# OBJECTIVE:
Look for the string "data" and copy every line that has it.

Start

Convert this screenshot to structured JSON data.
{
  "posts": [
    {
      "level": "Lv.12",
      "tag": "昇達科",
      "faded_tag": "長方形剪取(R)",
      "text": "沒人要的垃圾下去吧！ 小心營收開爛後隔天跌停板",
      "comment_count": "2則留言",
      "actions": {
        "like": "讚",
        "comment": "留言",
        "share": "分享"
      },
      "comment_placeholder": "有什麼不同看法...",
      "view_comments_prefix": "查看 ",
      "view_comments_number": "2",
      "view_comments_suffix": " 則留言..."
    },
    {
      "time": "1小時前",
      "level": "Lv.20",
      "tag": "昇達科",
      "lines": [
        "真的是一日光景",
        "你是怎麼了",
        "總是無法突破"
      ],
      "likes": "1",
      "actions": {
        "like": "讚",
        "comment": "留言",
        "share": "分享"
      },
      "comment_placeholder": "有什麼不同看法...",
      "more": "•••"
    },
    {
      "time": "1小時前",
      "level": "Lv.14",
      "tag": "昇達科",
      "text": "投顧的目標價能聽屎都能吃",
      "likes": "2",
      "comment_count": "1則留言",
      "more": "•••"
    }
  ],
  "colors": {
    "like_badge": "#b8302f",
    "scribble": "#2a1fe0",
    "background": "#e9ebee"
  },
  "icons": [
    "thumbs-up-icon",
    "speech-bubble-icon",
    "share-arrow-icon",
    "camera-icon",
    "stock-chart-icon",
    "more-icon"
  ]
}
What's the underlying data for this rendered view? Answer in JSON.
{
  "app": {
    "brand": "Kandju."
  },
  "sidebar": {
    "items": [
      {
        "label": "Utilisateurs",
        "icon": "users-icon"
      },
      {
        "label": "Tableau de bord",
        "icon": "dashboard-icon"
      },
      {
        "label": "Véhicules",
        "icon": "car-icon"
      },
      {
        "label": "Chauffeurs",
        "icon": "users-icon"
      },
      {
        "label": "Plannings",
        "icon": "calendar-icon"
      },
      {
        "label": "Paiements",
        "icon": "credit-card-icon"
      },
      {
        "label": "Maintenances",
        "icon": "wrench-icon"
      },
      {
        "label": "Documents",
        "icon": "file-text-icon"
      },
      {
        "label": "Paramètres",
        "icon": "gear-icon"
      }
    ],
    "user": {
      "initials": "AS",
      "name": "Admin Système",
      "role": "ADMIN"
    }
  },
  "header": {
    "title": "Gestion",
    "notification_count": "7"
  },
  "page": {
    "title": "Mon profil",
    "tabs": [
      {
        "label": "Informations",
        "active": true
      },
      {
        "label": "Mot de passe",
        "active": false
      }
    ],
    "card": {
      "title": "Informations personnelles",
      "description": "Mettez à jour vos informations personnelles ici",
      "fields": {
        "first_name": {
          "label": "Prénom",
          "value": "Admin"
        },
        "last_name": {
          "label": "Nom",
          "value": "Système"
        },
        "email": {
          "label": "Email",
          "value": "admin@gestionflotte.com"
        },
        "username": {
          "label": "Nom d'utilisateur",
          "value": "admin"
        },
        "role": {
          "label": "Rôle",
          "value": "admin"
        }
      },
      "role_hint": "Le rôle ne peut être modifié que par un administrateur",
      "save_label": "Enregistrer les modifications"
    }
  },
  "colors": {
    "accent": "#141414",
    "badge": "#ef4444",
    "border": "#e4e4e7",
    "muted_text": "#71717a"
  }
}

End

# WORKED SOLUTION:
Convert this screenshot to structured JSON data.
What's the underlying data for this rendered view? Answer in JSON.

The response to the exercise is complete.